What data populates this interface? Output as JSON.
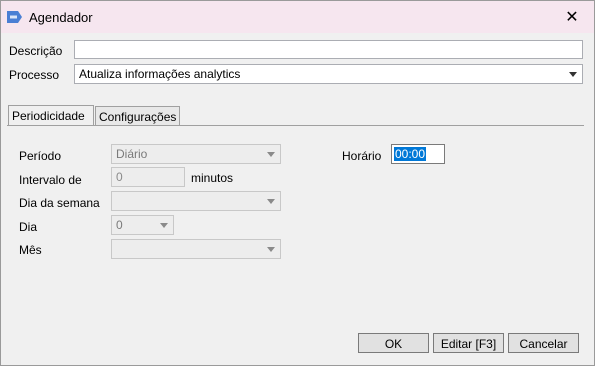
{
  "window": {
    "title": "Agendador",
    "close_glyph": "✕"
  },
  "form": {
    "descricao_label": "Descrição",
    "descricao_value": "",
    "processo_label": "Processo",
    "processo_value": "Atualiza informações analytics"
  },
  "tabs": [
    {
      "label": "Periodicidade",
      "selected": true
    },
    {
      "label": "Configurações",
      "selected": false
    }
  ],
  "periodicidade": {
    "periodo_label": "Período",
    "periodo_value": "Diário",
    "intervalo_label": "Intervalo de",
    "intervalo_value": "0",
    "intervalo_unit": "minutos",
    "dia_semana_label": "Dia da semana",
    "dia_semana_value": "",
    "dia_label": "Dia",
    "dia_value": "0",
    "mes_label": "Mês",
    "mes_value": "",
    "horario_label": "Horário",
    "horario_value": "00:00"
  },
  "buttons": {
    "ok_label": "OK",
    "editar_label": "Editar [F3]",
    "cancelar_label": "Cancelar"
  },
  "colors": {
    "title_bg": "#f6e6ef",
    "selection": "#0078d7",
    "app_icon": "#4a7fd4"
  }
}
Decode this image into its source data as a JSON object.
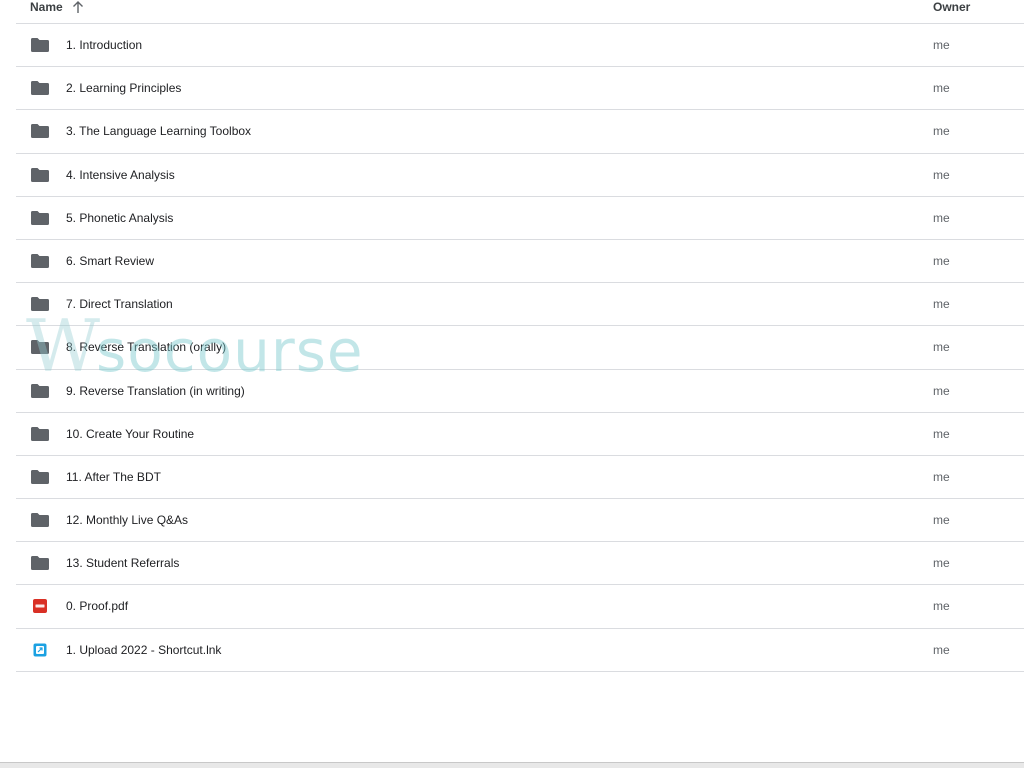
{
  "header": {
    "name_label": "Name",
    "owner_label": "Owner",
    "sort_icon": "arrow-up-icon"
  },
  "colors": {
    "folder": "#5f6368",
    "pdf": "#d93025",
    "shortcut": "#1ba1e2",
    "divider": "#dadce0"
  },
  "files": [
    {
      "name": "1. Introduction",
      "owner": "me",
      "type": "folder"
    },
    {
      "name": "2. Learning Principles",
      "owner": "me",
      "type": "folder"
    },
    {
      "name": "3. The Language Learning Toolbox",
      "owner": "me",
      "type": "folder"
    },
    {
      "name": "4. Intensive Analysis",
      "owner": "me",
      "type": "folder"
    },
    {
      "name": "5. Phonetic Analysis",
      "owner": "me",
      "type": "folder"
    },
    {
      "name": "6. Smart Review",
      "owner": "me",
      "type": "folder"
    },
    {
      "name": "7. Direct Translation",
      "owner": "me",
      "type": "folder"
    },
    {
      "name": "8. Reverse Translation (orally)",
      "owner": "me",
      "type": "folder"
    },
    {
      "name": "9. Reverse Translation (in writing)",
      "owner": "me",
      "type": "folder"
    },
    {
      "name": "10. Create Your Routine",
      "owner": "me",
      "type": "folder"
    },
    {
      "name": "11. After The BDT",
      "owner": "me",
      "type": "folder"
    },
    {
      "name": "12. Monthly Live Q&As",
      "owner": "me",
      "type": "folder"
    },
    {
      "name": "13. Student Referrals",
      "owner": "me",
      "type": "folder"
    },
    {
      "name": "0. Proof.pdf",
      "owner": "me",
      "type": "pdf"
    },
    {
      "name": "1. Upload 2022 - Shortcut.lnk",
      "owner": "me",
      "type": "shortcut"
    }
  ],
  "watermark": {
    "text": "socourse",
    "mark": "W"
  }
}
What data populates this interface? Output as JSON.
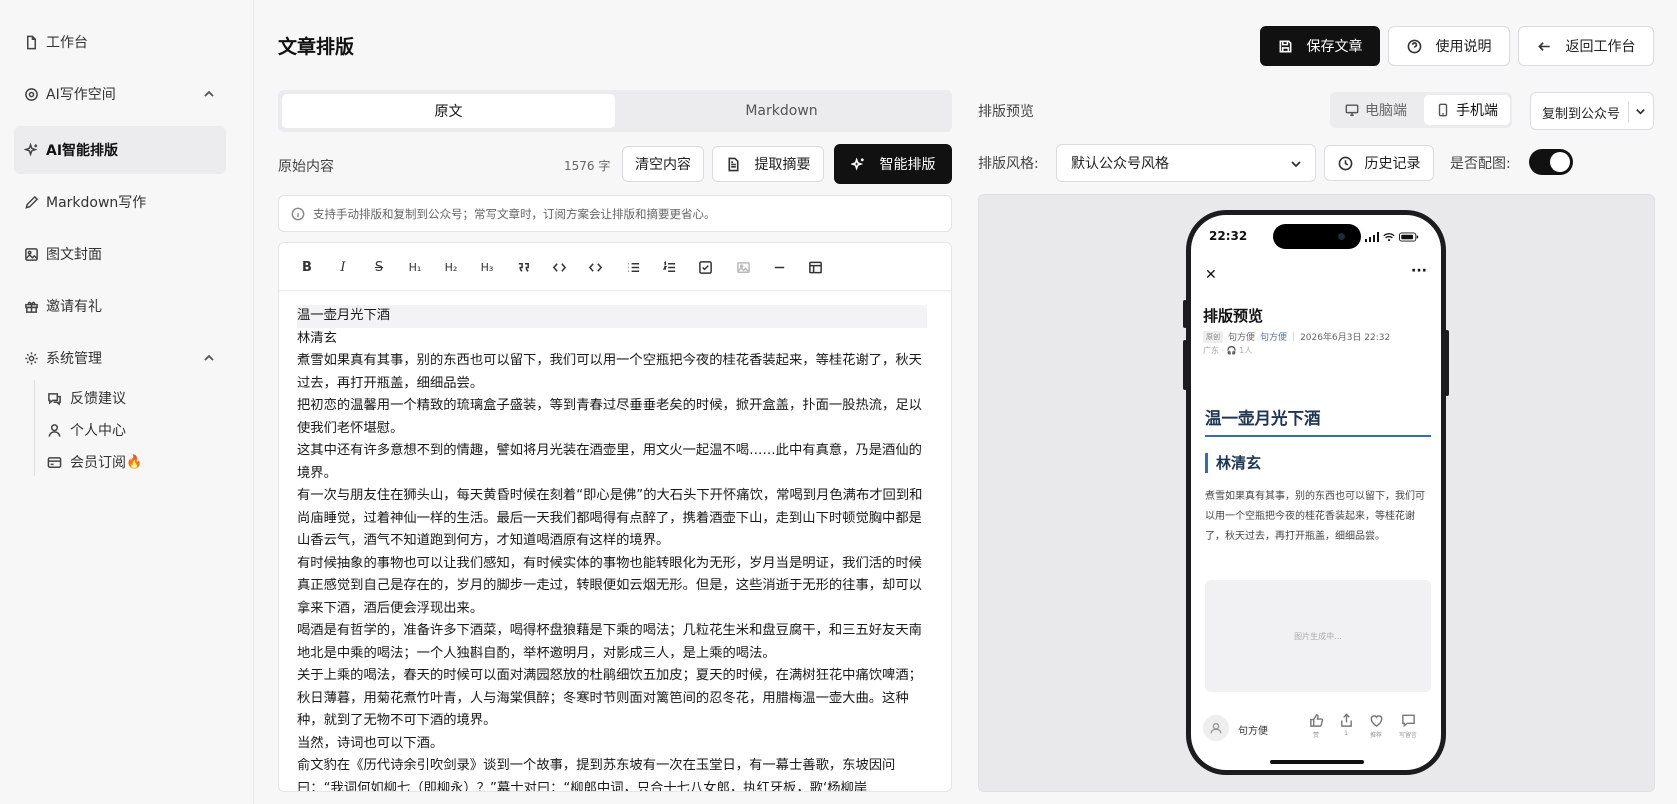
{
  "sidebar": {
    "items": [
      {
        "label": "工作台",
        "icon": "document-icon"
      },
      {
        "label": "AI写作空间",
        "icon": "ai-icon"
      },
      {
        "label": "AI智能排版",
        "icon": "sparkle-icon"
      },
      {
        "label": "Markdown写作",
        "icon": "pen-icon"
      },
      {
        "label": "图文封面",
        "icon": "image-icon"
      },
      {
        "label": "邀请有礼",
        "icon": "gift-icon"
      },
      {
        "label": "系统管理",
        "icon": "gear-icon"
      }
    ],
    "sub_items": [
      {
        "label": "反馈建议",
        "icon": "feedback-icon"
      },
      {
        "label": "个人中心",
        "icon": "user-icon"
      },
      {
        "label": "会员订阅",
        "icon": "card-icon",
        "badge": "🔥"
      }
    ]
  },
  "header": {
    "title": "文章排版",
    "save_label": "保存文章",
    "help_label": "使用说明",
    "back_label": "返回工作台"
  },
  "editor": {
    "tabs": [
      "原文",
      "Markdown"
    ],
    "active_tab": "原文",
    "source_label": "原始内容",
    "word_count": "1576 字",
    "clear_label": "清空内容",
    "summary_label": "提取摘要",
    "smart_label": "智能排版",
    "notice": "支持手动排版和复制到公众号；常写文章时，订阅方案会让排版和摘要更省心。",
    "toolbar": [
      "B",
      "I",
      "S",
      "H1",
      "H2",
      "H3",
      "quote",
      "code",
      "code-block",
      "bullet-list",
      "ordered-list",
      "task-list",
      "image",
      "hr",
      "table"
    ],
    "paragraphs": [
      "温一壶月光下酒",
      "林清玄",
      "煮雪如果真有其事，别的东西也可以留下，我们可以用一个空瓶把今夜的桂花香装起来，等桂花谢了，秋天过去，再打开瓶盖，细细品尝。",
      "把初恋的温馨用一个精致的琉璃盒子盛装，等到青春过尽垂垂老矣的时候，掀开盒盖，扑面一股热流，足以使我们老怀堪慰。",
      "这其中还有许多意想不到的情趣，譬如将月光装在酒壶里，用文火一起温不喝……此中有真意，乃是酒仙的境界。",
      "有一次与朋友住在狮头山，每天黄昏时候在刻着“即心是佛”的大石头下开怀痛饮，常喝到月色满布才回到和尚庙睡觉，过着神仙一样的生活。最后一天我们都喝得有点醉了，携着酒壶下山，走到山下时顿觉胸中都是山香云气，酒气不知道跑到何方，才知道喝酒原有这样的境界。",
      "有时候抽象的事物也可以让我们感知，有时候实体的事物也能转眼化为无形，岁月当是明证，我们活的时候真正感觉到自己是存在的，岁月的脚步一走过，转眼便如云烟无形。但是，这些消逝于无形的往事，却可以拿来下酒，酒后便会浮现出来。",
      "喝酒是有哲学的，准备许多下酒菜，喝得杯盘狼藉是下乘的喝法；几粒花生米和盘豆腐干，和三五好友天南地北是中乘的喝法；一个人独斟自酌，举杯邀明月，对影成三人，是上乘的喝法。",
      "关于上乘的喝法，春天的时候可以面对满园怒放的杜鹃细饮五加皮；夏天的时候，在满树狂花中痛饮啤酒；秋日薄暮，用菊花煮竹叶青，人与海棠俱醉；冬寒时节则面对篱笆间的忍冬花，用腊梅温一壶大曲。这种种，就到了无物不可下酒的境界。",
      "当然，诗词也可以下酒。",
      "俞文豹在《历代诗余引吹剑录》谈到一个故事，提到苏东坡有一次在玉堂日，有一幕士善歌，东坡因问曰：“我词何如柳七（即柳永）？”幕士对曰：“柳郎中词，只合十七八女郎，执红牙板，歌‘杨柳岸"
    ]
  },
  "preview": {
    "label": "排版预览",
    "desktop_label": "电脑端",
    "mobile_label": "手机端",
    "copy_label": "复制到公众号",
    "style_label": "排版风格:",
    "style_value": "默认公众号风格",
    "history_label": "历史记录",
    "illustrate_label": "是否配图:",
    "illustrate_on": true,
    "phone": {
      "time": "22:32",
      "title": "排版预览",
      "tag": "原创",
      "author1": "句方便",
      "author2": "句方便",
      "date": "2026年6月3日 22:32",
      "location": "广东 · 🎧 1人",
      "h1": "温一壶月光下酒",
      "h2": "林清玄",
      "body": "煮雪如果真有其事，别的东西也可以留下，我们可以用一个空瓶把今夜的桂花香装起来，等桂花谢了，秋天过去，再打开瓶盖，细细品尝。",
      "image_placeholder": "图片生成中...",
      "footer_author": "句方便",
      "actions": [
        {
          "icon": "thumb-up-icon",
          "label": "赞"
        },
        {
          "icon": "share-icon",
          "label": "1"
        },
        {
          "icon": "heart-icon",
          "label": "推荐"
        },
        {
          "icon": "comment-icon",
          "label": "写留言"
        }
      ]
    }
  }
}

————————

• Problem requirements
Go over the data above and copy every line that has the word "Reverse" in it.

• Expected answer
      "name": "8. Reverse Translation (orally)",
      "name": "9. Reverse Translation (in writing)",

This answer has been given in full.